### Task statement:
Look through the data and write out every line with the word "ffffff" in it.

=-=-=-=-=

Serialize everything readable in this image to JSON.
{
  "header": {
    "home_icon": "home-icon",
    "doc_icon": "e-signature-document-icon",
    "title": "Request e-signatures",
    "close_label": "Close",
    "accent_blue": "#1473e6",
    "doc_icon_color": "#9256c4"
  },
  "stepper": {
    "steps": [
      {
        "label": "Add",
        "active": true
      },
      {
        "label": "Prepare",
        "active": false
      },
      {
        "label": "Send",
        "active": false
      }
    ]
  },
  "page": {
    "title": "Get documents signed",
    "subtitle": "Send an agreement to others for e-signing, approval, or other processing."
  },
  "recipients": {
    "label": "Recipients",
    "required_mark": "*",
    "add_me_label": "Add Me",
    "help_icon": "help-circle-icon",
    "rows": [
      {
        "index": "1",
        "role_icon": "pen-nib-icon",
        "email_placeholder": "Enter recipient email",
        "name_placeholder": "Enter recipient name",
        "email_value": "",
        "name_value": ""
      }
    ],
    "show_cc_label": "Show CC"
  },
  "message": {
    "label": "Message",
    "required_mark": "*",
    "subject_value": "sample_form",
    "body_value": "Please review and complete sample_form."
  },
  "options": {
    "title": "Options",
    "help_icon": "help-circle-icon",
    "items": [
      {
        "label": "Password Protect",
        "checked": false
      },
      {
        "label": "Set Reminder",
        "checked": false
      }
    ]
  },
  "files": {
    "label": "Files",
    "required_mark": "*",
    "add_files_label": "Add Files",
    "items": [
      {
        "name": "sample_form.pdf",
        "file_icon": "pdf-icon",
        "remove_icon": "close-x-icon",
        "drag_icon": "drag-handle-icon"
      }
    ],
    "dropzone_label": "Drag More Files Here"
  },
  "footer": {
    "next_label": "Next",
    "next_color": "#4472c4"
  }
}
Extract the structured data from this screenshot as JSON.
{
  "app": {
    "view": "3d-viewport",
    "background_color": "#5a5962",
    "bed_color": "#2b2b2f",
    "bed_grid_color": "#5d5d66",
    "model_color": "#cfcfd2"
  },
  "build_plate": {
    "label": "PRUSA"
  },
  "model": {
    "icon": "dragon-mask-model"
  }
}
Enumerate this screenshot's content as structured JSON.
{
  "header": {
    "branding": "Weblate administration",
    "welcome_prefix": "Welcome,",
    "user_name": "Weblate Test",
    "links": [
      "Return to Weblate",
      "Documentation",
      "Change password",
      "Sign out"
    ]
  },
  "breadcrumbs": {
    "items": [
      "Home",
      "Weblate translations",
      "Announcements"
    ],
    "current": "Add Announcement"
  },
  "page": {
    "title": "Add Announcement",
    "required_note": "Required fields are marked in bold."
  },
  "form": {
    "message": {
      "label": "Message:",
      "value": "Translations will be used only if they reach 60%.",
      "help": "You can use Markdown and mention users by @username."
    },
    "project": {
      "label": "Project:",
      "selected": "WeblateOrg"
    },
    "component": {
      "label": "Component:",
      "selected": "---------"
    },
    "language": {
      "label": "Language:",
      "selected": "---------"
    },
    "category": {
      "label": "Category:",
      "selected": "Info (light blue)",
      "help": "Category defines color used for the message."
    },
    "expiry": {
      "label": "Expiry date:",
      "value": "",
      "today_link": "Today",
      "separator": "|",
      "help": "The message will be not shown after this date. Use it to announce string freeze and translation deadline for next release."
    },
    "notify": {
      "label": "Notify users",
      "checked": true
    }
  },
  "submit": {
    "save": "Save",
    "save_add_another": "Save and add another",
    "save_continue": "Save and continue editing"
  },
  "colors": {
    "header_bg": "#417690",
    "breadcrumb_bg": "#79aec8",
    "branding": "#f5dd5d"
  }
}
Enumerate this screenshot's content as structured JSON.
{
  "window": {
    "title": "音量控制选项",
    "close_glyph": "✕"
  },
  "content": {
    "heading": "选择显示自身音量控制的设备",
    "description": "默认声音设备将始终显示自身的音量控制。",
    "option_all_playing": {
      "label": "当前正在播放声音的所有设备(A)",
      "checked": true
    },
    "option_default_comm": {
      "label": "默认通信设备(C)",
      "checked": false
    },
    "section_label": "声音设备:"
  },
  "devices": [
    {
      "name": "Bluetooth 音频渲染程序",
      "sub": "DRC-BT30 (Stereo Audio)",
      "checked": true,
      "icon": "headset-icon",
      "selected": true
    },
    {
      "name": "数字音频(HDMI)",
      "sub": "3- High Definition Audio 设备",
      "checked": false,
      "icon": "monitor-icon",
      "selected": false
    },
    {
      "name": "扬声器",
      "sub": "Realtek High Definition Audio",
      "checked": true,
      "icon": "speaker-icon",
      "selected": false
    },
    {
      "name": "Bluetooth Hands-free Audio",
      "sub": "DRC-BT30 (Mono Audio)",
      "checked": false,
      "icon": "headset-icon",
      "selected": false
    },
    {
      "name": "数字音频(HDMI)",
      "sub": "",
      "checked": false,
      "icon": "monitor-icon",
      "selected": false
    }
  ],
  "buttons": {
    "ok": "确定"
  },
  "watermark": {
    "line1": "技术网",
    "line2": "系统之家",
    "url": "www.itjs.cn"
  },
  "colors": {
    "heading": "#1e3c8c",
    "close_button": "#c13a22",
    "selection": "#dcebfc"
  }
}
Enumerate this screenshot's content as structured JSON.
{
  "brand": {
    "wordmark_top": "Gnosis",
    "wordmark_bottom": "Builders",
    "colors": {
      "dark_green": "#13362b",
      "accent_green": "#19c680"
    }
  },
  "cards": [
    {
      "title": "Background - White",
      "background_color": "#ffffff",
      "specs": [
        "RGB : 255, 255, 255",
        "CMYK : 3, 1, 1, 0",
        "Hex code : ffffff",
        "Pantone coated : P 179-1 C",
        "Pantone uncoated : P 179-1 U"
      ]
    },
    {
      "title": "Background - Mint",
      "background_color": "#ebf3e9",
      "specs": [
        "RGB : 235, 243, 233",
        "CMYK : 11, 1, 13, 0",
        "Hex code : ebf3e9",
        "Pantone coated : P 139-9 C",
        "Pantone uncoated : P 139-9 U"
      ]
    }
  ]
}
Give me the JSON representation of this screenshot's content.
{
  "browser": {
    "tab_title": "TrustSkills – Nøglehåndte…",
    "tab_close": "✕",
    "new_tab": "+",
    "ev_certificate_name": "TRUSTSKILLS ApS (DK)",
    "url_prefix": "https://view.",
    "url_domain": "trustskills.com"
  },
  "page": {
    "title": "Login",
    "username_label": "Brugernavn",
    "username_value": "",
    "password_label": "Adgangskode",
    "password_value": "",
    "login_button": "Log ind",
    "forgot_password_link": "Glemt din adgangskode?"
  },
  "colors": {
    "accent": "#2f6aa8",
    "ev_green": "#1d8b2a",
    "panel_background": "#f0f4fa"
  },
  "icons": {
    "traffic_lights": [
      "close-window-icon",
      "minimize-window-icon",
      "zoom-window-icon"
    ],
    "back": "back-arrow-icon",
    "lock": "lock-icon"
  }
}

=-=-=-=-=

### Written answer:
      "background_color": "#ffffff",
        "Hex code : ffffff",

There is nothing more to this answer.